STATED PROBLEM: Which lines in the records below contain the word "FFFFFF"? Copy each one out.

+++ PROVIDED DATA

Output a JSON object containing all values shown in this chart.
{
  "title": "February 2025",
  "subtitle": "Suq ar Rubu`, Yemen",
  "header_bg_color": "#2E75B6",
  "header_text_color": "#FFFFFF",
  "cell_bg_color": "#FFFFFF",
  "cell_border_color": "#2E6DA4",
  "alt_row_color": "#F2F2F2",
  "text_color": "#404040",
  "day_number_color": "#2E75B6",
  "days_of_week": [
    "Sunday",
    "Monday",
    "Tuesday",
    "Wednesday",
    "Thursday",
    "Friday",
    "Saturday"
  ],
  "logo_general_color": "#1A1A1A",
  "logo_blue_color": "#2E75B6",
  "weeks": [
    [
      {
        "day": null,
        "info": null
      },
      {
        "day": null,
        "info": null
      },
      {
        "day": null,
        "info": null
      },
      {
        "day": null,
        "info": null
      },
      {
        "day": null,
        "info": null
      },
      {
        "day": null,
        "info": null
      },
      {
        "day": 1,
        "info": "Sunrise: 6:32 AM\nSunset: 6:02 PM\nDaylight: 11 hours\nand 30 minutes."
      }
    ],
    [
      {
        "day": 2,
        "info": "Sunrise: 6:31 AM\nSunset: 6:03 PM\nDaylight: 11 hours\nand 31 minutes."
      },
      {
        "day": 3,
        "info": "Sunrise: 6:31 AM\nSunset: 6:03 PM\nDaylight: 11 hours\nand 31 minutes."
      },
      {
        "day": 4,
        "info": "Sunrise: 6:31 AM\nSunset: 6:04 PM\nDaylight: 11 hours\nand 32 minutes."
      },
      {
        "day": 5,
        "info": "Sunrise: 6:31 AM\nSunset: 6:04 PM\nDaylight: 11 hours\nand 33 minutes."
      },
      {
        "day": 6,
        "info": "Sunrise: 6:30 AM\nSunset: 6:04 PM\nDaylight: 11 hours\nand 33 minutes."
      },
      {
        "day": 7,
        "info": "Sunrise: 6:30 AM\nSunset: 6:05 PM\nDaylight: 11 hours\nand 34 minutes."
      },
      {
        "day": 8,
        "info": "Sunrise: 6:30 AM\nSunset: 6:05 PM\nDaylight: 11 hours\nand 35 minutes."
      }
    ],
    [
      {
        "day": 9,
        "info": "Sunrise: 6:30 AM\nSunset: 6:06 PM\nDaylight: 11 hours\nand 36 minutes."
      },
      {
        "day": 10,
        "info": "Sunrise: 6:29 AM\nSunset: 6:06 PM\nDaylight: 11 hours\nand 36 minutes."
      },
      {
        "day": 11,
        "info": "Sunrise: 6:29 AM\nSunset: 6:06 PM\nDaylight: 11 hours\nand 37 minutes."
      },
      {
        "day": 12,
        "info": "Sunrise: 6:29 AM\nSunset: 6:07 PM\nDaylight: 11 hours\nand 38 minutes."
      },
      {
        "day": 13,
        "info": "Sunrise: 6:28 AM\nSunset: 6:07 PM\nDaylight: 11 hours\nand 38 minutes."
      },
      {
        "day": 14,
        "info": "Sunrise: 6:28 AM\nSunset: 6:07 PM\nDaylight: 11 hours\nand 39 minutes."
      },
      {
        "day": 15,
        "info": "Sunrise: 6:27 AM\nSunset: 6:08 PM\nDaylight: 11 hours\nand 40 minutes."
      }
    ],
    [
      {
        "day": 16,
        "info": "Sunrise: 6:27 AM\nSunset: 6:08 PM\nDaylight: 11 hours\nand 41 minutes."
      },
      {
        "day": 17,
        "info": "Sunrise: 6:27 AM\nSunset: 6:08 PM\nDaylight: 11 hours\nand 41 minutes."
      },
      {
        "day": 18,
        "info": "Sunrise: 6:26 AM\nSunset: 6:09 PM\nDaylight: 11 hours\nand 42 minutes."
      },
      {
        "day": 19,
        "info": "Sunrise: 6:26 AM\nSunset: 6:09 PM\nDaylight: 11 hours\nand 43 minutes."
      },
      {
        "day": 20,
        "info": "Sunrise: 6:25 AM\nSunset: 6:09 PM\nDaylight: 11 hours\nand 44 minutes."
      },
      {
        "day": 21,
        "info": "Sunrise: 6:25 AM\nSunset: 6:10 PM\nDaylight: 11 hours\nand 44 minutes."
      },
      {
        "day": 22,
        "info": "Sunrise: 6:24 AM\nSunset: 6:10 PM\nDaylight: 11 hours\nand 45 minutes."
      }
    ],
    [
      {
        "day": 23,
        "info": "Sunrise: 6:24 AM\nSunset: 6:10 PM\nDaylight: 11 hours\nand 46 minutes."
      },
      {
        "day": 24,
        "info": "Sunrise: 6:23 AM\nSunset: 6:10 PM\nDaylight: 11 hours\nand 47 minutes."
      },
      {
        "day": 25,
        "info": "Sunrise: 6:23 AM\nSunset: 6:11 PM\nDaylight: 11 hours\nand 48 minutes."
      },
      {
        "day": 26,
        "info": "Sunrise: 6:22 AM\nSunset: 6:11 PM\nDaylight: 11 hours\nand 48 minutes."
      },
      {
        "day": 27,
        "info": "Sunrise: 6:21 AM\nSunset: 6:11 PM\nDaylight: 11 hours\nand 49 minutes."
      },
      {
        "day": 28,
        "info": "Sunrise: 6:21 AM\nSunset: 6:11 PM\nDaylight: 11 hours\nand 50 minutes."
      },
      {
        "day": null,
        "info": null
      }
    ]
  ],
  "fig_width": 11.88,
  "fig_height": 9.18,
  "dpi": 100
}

++++++

TASK OUTPUT:
  "header_text_color": "#FFFFFF",
  "cell_bg_color": "#FFFFFF",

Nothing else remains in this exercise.